Challenge:
Edit the stretch of data from the beginning through the line containing "whisker-lower (461, 385, 465, 429)", changing every "whisker-cap-upper" to "whisker-cap-top" and leaving all other text untouched.

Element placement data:
-=-=-=-=-
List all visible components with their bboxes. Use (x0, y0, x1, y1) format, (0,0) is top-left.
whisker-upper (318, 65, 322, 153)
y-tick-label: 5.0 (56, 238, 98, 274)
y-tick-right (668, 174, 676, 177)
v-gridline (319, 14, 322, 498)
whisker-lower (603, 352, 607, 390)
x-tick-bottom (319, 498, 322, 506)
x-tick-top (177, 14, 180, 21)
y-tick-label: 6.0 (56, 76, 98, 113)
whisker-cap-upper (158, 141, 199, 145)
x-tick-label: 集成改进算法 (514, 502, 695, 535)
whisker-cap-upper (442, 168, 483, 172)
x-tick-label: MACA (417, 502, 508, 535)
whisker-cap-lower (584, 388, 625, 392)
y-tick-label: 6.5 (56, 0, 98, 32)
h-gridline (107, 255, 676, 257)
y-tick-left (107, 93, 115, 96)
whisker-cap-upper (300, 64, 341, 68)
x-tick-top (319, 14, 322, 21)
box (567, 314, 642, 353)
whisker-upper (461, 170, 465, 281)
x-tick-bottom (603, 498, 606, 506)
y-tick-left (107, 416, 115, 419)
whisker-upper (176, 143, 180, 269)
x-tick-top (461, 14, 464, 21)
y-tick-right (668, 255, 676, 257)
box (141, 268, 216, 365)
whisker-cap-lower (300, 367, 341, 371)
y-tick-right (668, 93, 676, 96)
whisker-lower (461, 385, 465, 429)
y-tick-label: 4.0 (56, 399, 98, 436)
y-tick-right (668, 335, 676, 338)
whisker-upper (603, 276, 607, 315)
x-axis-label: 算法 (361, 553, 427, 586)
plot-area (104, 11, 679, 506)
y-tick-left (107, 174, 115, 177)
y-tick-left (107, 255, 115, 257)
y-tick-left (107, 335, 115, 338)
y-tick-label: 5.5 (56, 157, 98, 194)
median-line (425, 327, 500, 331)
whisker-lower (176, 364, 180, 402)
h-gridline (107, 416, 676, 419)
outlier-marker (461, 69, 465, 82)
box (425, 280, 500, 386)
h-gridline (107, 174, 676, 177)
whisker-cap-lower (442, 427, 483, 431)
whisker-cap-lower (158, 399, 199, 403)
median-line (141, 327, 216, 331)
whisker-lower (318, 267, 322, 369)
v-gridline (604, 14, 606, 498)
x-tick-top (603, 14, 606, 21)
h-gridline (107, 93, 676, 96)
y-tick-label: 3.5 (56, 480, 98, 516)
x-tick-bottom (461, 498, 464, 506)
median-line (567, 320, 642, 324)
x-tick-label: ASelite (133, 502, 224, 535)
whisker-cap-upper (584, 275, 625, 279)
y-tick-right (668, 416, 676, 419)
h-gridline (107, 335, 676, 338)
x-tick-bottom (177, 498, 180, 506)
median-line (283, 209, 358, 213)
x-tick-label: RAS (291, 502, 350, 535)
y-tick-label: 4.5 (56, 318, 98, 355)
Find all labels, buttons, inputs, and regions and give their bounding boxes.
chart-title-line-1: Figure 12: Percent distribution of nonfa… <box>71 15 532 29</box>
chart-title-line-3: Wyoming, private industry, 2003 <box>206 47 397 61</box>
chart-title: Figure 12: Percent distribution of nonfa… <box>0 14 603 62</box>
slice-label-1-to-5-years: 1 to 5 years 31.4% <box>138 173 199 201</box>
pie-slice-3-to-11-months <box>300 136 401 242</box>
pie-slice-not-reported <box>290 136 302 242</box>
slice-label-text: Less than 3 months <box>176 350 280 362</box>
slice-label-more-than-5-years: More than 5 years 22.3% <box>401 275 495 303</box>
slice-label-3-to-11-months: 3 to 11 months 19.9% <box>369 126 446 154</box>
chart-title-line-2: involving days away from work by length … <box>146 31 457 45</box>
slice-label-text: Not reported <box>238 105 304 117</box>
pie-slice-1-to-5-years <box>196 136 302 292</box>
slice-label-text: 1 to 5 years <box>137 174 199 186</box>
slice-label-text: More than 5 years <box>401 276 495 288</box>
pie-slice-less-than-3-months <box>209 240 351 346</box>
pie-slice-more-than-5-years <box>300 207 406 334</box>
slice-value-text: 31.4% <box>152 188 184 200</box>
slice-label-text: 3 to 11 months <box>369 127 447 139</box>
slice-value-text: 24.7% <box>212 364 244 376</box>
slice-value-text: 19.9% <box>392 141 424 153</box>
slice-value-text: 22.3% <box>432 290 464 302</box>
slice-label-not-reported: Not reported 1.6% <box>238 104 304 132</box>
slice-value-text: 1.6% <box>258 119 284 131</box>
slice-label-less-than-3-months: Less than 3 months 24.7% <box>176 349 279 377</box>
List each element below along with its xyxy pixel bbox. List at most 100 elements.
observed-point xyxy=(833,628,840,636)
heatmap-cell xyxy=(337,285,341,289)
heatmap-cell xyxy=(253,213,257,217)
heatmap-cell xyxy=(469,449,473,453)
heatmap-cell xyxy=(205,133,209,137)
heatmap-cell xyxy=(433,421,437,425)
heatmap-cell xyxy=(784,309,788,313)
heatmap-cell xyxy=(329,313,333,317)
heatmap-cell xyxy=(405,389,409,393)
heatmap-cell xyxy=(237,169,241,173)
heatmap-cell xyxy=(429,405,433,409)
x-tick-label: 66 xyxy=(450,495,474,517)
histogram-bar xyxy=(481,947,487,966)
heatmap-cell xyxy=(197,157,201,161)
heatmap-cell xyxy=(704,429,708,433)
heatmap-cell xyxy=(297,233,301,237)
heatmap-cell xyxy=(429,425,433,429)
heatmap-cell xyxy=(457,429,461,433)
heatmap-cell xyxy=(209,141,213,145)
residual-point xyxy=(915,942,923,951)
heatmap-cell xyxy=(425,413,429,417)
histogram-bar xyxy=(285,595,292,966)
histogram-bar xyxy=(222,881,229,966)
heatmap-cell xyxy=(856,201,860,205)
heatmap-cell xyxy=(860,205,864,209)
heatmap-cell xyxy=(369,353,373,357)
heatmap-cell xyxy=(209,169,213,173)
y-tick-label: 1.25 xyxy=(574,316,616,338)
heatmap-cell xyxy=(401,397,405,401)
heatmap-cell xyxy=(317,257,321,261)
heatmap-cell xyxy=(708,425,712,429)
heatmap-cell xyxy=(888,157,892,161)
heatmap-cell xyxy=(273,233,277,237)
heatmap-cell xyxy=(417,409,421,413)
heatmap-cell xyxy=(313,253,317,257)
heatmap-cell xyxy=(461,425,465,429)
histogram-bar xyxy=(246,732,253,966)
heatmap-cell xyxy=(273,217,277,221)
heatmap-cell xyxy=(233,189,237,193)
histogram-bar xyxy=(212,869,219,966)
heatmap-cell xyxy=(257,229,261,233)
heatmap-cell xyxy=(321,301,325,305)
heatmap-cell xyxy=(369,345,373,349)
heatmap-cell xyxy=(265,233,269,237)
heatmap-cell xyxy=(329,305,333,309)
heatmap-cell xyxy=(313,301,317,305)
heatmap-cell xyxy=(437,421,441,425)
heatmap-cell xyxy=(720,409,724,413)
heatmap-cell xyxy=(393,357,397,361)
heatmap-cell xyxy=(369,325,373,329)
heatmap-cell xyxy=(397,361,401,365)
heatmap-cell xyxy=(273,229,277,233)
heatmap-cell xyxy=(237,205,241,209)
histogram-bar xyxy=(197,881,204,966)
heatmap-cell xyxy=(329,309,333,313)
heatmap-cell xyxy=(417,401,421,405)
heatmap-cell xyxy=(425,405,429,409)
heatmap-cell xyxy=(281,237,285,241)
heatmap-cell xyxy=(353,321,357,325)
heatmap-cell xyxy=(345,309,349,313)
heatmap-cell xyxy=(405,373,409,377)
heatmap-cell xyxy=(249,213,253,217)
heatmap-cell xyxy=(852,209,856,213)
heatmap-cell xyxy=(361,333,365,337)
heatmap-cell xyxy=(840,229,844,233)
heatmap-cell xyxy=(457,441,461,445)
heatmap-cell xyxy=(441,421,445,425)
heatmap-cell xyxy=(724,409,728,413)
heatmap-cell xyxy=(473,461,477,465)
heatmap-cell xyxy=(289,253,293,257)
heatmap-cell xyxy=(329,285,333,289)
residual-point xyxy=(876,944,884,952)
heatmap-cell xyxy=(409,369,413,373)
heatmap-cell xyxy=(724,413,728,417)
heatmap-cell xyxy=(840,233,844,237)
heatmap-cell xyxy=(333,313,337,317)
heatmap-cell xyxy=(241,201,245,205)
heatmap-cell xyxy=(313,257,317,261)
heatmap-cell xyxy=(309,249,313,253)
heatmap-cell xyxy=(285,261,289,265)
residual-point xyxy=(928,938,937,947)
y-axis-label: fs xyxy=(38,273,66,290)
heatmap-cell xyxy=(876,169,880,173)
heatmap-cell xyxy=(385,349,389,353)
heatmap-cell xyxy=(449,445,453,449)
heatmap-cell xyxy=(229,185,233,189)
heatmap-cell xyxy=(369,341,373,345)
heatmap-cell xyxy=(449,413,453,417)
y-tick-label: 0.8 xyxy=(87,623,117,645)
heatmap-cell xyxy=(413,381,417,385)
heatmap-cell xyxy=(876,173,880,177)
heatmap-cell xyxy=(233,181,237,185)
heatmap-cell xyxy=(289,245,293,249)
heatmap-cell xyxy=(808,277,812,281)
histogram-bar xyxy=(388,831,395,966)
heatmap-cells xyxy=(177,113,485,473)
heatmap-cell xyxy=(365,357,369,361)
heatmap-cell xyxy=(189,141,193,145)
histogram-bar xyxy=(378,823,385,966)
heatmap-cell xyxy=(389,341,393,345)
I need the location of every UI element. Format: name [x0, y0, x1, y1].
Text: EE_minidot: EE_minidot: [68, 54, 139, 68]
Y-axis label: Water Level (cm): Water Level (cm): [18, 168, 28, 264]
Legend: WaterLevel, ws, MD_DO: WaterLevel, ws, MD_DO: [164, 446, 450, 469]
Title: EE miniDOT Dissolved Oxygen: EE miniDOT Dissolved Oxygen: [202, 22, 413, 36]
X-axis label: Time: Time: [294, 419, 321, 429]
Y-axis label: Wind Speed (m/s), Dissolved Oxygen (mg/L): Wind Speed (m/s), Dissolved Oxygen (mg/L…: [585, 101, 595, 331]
-=-=-=-=-
Written answer:
List all visible components with their bboxes. Use (x0, y0, x1, y1) format, (0,0) is top-left.
whisker-upper (318, 65, 322, 153)
y-tick-label: 5.0 (56, 238, 98, 274)
y-tick-right (668, 174, 676, 177)
v-gridline (319, 14, 322, 498)
whisker-lower (603, 352, 607, 390)
x-tick-bottom (319, 498, 322, 506)
x-tick-top (177, 14, 180, 21)
y-tick-label: 6.0 (56, 76, 98, 113)
whisker-cap-top (158, 141, 199, 145)
x-tick-label: 集成改进算法 (514, 502, 695, 535)
whisker-cap-top (442, 168, 483, 172)
x-tick-label: MACA (417, 502, 508, 535)
whisker-cap-lower (584, 388, 625, 392)
y-tick-label: 6.5 (56, 0, 98, 32)
h-gridline (107, 255, 676, 257)
y-tick-left (107, 93, 115, 96)
whisker-cap-top (300, 64, 341, 68)
x-tick-top (319, 14, 322, 21)
box (567, 314, 642, 353)
whisker-upper (461, 170, 465, 281)
x-tick-bottom (603, 498, 606, 506)
y-tick-left (107, 416, 115, 419)
whisker-upper (176, 143, 180, 269)
x-tick-top (461, 14, 464, 21)
y-tick-right (668, 255, 676, 257)
box (141, 268, 216, 365)
whisker-cap-lower (300, 367, 341, 371)
y-tick-right (668, 93, 676, 96)
whisker-lower (461, 385, 465, 429)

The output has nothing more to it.